(What this task involves) Copy every line of the records below verbatim, omitting the pictures.

(Data shown)
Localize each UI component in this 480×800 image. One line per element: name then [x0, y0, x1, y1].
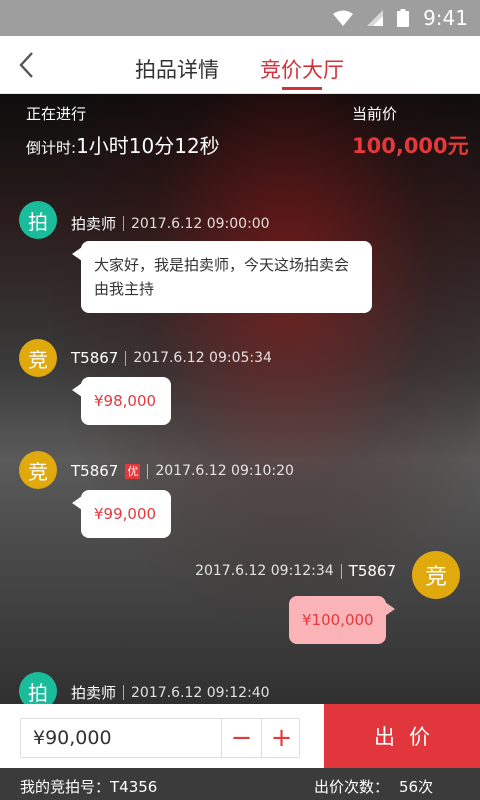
message-meta: T5867 2017.6.12 09:05:34 — [71, 349, 272, 367]
my-avatar: 竞 — [412, 551, 460, 599]
bidder-avatar: 竞 — [19, 451, 57, 489]
current-price: 100,000元 — [352, 134, 469, 158]
bid-amount-field: − + — [20, 718, 300, 758]
bid-bar: − + 出价 — [0, 704, 480, 768]
priority-badge: 优 — [125, 463, 141, 479]
wifi-icon — [333, 10, 354, 26]
my-bid-bubble: ¥100,000 — [289, 596, 395, 644]
active-tab-indicator — [282, 87, 322, 90]
sender-name: 拍卖师 — [71, 215, 117, 233]
auctioneer-avatar: 拍 — [19, 672, 57, 704]
footer-bar: 我的竞拍号：T4356 出价次数： 56次 — [0, 768, 480, 800]
divider — [123, 216, 125, 231]
status-time: 9:41 — [423, 6, 468, 30]
auction-status: 正在进行 — [26, 105, 87, 123]
divider — [125, 350, 127, 366]
message-meta: 拍卖师 2017.6.12 09:12:40 — [71, 682, 270, 703]
countdown-label: 倒计时: — [26, 139, 77, 157]
sender-name: 拍卖师 — [71, 684, 117, 702]
back-arrow-icon[interactable] — [14, 50, 38, 80]
status-bar: 9:41 — [0, 0, 480, 36]
bid-bubble: ¥99,000 — [72, 490, 171, 538]
my-number-label: 我的竞拍号： — [20, 778, 111, 796]
bidder-avatar: 竞 — [19, 339, 57, 377]
message-meta: 2017.6.12 09:12:34 T5867 — [195, 562, 396, 580]
bid-count-label: 出价次数： — [314, 778, 390, 796]
divider — [340, 563, 342, 579]
bidding-hall-area: 正在进行 倒计时:1小时10分12秒 当前价 100,000元 拍 拍卖师 201… — [0, 94, 480, 704]
top-nav: 拍品详情 竞价大厅 — [0, 36, 480, 94]
message-bubble: 大家好，我是拍卖师，今天这场拍卖会由我主持 — [72, 241, 372, 313]
auction-info: 正在进行 倒计时:1小时10分12秒 当前价 100,000元 — [0, 94, 480, 164]
sender-name: T5867 — [71, 462, 119, 480]
divider — [123, 685, 125, 700]
sender-name: T5867 — [71, 349, 119, 367]
message-time: 2017.6.12 09:12:40 — [131, 684, 270, 701]
bid-bubble: ¥98,000 — [72, 377, 171, 425]
my-number-value: T4356 — [110, 778, 158, 796]
bid-count: 出价次数： 56次 — [314, 776, 433, 797]
sender-name: T5867 — [348, 562, 396, 580]
decrease-bid-button[interactable]: − — [221, 719, 261, 757]
message-time: 2017.6.12 09:10:20 — [155, 463, 294, 479]
battery-icon — [397, 9, 410, 27]
message-time: 2017.6.12 09:12:34 — [195, 563, 334, 579]
message-meta: 拍卖师 2017.6.12 09:00:00 — [71, 213, 270, 234]
tab-item-details[interactable]: 拍品详情 — [135, 54, 219, 84]
place-bid-button[interactable]: 出价 — [324, 704, 480, 768]
my-bid-number: 我的竞拍号：T4356 — [20, 776, 157, 797]
current-price-label: 当前价 — [352, 105, 398, 123]
message-time: 2017.6.12 09:05:34 — [133, 350, 272, 366]
message-time: 2017.6.12 09:00:00 — [131, 215, 270, 232]
bid-count-value: 56次 — [399, 778, 434, 796]
signal-icon — [367, 10, 384, 26]
countdown: 倒计时:1小时10分12秒 — [26, 130, 220, 159]
auctioneer-avatar: 拍 — [19, 201, 57, 239]
countdown-value: 1小时10分12秒 — [76, 134, 220, 158]
bid-amount-input[interactable] — [21, 719, 221, 757]
divider — [147, 463, 149, 479]
message-meta: T5867 优 2017.6.12 09:10:20 — [71, 462, 294, 480]
tab-bidding-hall[interactable]: 竞价大厅 — [260, 54, 344, 84]
increase-bid-button[interactable]: + — [261, 719, 301, 757]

(The reply)
Localize each UI component in this 480×800 image. One line per element: name then [x0, y0, x1, y1].
message-meta: T5867 2017.6.12 09:05:34 — [71, 349, 272, 367]
my-avatar: 竞 — [412, 551, 460, 599]
bidder-avatar: 竞 — [19, 451, 57, 489]
current-price: 100,000元 — [352, 134, 469, 158]
bid-amount-field: − + — [20, 718, 300, 758]
bid-bar: − + 出价 — [0, 704, 480, 768]
priority-badge: 优 — [125, 463, 141, 479]
wifi-icon — [333, 10, 354, 26]
my-bid-bubble: ¥100,000 — [289, 596, 395, 644]
active-tab-indicator — [282, 87, 322, 90]
sender-name: 拍卖师 — [71, 215, 117, 233]
auctioneer-avatar: 拍 — [19, 672, 57, 704]
footer-bar: 我的竞拍号：T4356 出价次数： 56次 — [0, 768, 480, 800]
divider — [123, 216, 125, 231]
status-time: 9:41 — [423, 6, 468, 30]
auction-status: 正在进行 — [26, 105, 87, 123]
divider — [125, 350, 127, 366]
message-meta: 拍卖师 2017.6.12 09:12:40 — [71, 682, 270, 703]
countdown-label: 倒计时: — [26, 139, 77, 157]
sender-name: 拍卖师 — [71, 684, 117, 702]
back-arrow-icon[interactable] — [14, 50, 38, 80]
status-bar: 9:41 — [0, 0, 480, 36]
bid-bubble: ¥99,000 — [72, 490, 171, 538]
my-number-label: 我的竞拍号： — [20, 778, 111, 796]
bidder-avatar: 竞 — [19, 339, 57, 377]
message-meta: 2017.6.12 09:12:34 T5867 — [195, 562, 396, 580]
bid-count-label: 出价次数： — [314, 778, 390, 796]
divider — [340, 563, 342, 579]
bidding-hall-area: 正在进行 倒计时:1小时10分12秒 当前价 100,000元 拍 拍卖师 201… — [0, 94, 480, 704]
top-nav: 拍品详情 竞价大厅 — [0, 36, 480, 94]
message-bubble: 大家好，我是拍卖师，今天这场拍卖会由我主持 — [72, 241, 372, 313]
auction-info: 正在进行 倒计时:1小时10分12秒 当前价 100,000元 — [0, 94, 480, 164]
sender-name: T5867 — [71, 462, 119, 480]
divider — [123, 685, 125, 700]
sender-name: T5867 — [71, 349, 119, 367]
message-time: 2017.6.12 09:12:40 — [131, 684, 270, 701]
bid-bubble: ¥98,000 — [72, 377, 171, 425]
my-number-value: T4356 — [110, 778, 158, 796]
bid-count: 出价次数： 56次 — [314, 776, 433, 797]
sender-name: T5867 — [348, 562, 396, 580]
decrease-bid-button[interactable]: − — [221, 719, 261, 757]
message-time: 2017.6.12 09:10:20 — [155, 463, 294, 479]
battery-icon — [397, 9, 410, 27]
message-time: 2017.6.12 09:12:34 — [195, 563, 334, 579]
message-meta: 拍卖师 2017.6.12 09:00:00 — [71, 213, 270, 234]
tab-item-details[interactable]: 拍品详情 — [135, 54, 219, 84]
place-bid-button[interactable]: 出价 — [324, 704, 480, 768]
my-bid-number: 我的竞拍号：T4356 — [20, 776, 157, 797]
current-price-label: 当前价 — [352, 105, 398, 123]
message-time: 2017.6.12 09:05:34 — [133, 350, 272, 366]
message-time: 2017.6.12 09:00:00 — [131, 215, 270, 232]
bid-count-value: 56次 — [399, 778, 434, 796]
signal-icon — [367, 10, 384, 26]
countdown: 倒计时:1小时10分12秒 — [26, 130, 220, 159]
auctioneer-avatar: 拍 — [19, 201, 57, 239]
countdown-value: 1小时10分12秒 — [76, 134, 220, 158]
bid-amount-input[interactable] — [21, 719, 221, 757]
divider — [147, 463, 149, 479]
message-meta: T5867 优 2017.6.12 09:10:20 — [71, 462, 294, 480]
tab-bidding-hall[interactable]: 竞价大厅 — [260, 54, 344, 84]
increase-bid-button[interactable]: + — [261, 719, 301, 757]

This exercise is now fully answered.